● **JOB**: Extract all lines containing "Шнур".

● **SOURCE DATA**:
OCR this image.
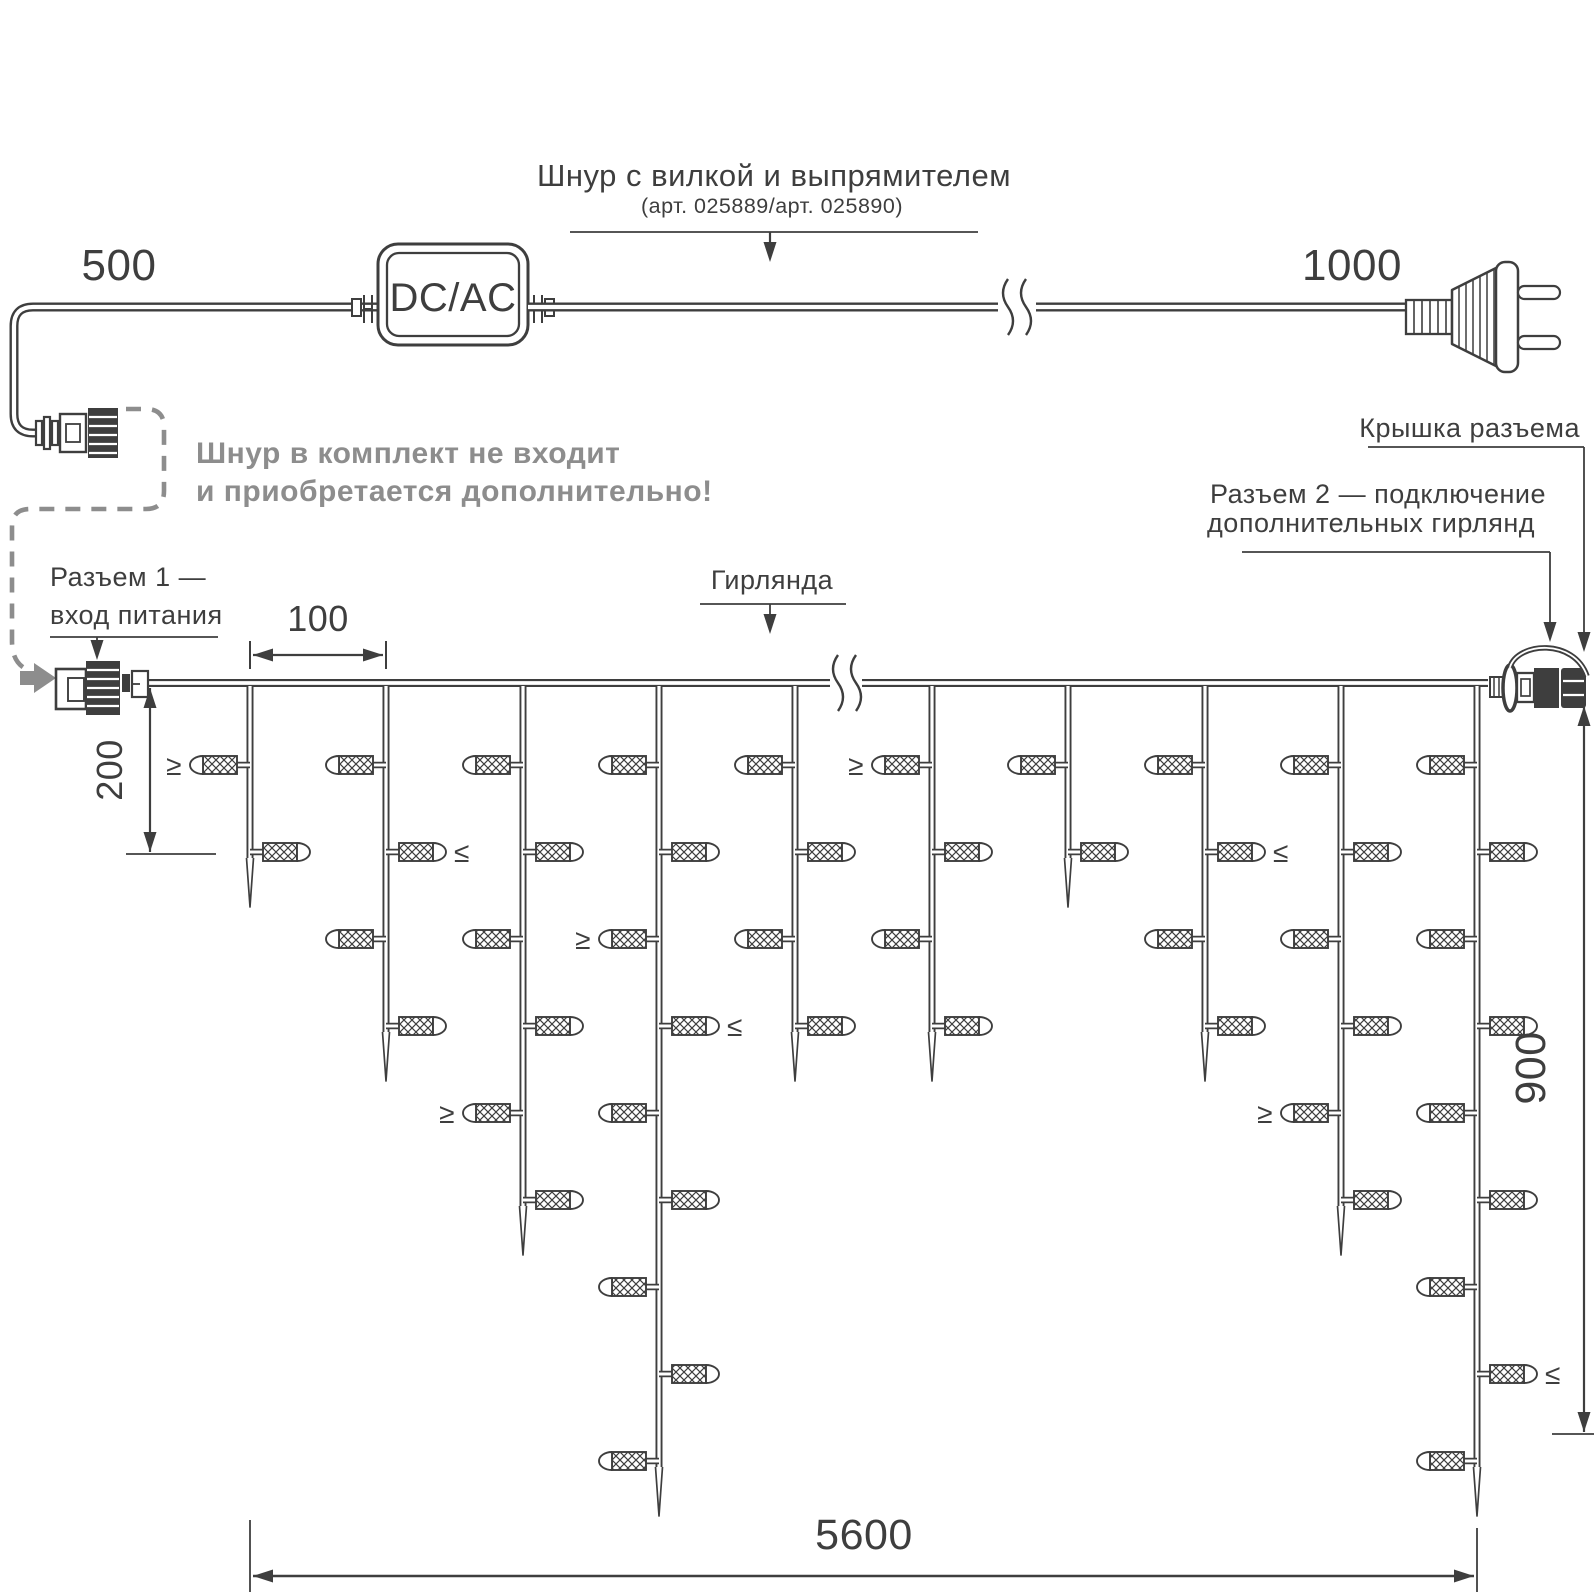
≥
≤
≥
≤
≥
≥
≤
≥
≤
Шнур с вилкой и выпрямителем
(арт. 025889/арт. 025890)
500	1000
DC/AC
Шнур в комплект не входит
и приобретается дополнительно!
Крышка разъема
Разъем 2 — подключение
дополнительных гирлянд
Разъем 1 —
вход питания
Гирлянда
100
200
900
5600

● **ANSWER TO THIS EXERCISE**:
Шнур с вилкой и выпрямителем
Шнур в комплект не входит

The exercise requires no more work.